**Goal**
The complete listing should be restated exactly.

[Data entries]
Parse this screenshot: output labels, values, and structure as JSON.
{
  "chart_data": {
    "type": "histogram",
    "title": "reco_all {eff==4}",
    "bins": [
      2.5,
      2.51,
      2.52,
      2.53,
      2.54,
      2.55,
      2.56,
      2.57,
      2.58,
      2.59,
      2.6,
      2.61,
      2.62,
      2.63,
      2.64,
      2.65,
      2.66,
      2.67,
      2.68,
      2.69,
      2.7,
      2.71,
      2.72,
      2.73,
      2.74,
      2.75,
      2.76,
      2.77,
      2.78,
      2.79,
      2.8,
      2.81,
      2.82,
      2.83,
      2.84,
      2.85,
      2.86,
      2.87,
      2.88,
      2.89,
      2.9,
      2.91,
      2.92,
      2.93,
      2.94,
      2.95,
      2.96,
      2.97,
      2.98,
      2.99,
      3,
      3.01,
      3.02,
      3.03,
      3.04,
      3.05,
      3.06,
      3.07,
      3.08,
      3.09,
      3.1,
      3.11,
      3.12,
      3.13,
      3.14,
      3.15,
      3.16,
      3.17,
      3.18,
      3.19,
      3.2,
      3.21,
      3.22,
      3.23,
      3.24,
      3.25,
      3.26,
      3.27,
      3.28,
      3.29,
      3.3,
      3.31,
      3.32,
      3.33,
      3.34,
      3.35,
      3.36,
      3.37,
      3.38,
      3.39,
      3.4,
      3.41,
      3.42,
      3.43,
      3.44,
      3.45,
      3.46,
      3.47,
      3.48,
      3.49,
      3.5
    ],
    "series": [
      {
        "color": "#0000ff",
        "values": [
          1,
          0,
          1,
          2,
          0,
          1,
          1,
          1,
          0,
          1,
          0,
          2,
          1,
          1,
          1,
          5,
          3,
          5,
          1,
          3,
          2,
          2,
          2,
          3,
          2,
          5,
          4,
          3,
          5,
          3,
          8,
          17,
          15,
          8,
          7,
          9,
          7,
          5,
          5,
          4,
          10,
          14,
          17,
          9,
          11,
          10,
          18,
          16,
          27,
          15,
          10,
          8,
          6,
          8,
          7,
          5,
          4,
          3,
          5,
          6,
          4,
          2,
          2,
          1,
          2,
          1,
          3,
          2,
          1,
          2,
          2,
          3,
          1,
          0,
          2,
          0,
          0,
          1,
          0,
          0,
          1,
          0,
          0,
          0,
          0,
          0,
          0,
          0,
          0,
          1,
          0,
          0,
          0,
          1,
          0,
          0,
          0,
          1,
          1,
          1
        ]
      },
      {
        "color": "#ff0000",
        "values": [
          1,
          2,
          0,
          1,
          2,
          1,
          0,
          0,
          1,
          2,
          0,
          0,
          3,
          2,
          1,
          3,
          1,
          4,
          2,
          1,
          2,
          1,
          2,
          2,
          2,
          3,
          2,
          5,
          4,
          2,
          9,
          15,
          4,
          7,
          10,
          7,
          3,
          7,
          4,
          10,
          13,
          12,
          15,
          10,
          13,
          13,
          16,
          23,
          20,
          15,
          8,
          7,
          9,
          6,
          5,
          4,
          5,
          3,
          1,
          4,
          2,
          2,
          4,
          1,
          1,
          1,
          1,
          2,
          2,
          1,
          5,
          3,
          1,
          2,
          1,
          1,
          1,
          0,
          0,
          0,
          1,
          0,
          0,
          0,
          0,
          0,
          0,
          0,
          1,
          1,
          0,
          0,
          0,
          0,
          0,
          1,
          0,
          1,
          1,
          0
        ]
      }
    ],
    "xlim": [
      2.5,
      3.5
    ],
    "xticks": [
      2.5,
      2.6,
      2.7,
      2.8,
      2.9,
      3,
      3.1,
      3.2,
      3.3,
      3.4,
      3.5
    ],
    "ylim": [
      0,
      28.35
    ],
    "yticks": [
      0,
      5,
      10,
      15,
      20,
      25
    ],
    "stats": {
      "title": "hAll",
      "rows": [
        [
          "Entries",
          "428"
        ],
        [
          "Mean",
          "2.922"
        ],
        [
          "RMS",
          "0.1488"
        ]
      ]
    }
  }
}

**The reply**
Parse this screenshot: output labels, values, and structure as JSON.
{
  "chart_data": {
    "type": "histogram",
    "title": "reco_all {eff==4}",
    "bins": [
      2.5,
      2.51,
      2.52,
      2.53,
      2.54,
      2.55,
      2.56,
      2.57,
      2.58,
      2.59,
      2.6,
      2.61,
      2.62,
      2.63,
      2.64,
      2.65,
      2.66,
      2.67,
      2.68,
      2.69,
      2.7,
      2.71,
      2.72,
      2.73,
      2.74,
      2.75,
      2.76,
      2.77,
      2.78,
      2.79,
      2.8,
      2.81,
      2.82,
      2.83,
      2.84,
      2.85,
      2.86,
      2.87,
      2.88,
      2.89,
      2.9,
      2.91,
      2.92,
      2.93,
      2.94,
      2.95,
      2.96,
      2.97,
      2.98,
      2.99,
      3,
      3.01,
      3.02,
      3.03,
      3.04,
      3.05,
      3.06,
      3.07,
      3.08,
      3.09,
      3.1,
      3.11,
      3.12,
      3.13,
      3.14,
      3.15,
      3.16,
      3.17,
      3.18,
      3.19,
      3.2,
      3.21,
      3.22,
      3.23,
      3.24,
      3.25,
      3.26,
      3.27,
      3.28,
      3.29,
      3.3,
      3.31,
      3.32,
      3.33,
      3.34,
      3.35,
      3.36,
      3.37,
      3.38,
      3.39,
      3.4,
      3.41,
      3.42,
      3.43,
      3.44,
      3.45,
      3.46,
      3.47,
      3.48,
      3.49,
      3.5
    ],
    "series": [
      {
        "color": "#0000ff",
        "values": [
          1,
          0,
          1,
          2,
          0,
          1,
          1,
          1,
          0,
          1,
          0,
          2,
          1,
          1,
          1,
          5,
          3,
          5,
          1,
          3,
          2,
          2,
          2,
          3,
          2,
          5,
          4,
          3,
          5,
          3,
          8,
          17,
          15,
          8,
          7,
          9,
          7,
          5,
          5,
          4,
          10,
          14,
          17,
          9,
          11,
          10,
          18,
          16,
          27,
          15,
          10,
          8,
          6,
          8,
          7,
          5,
          4,
          3,
          5,
          6,
          4,
          2,
          2,
          1,
          2,
          1,
          3,
          2,
          1,
          2,
          2,
          3,
          1,
          0,
          2,
          0,
          0,
          1,
          0,
          0,
          1,
          0,
          0,
          0,
          0,
          0,
          0,
          0,
          0,
          1,
          0,
          0,
          0,
          1,
          0,
          0,
          0,
          1,
          1,
          1
        ]
      },
      {
        "color": "#ff0000",
        "values": [
          1,
          2,
          0,
          1,
          2,
          1,
          0,
          0,
          1,
          2,
          0,
          0,
          3,
          2,
          1,
          3,
          1,
          4,
          2,
          1,
          2,
          1,
          2,
          2,
          2,
          3,
          2,
          5,
          4,
          2,
          9,
          15,
          4,
          7,
          10,
          7,
          3,
          7,
          4,
          10,
          13,
          12,
          15,
          10,
          13,
          13,
          16,
          23,
          20,
          15,
          8,
          7,
          9,
          6,
          5,
          4,
          5,
          3,
          1,
          4,
          2,
          2,
          4,
          1,
          1,
          1,
          1,
          2,
          2,
          1,
          5,
          3,
          1,
          2,
          1,
          1,
          1,
          0,
          0,
          0,
          1,
          0,
          0,
          0,
          0,
          0,
          0,
          0,
          1,
          1,
          0,
          0,
          0,
          0,
          0,
          1,
          0,
          1,
          1,
          0
        ]
      }
    ],
    "xlim": [
      2.5,
      3.5
    ],
    "xticks": [
      2.5,
      2.6,
      2.7,
      2.8,
      2.9,
      3,
      3.1,
      3.2,
      3.3,
      3.4,
      3.5
    ],
    "ylim": [
      0,
      28.35
    ],
    "yticks": [
      0,
      5,
      10,
      15,
      20,
      25
    ],
    "stats": {
      "title": "hAll",
      "rows": [
        [
          "Entries",
          "428"
        ],
        [
          "Mean",
          "2.922"
        ],
        [
          "RMS",
          "0.1488"
        ]
      ]
    }
  }
}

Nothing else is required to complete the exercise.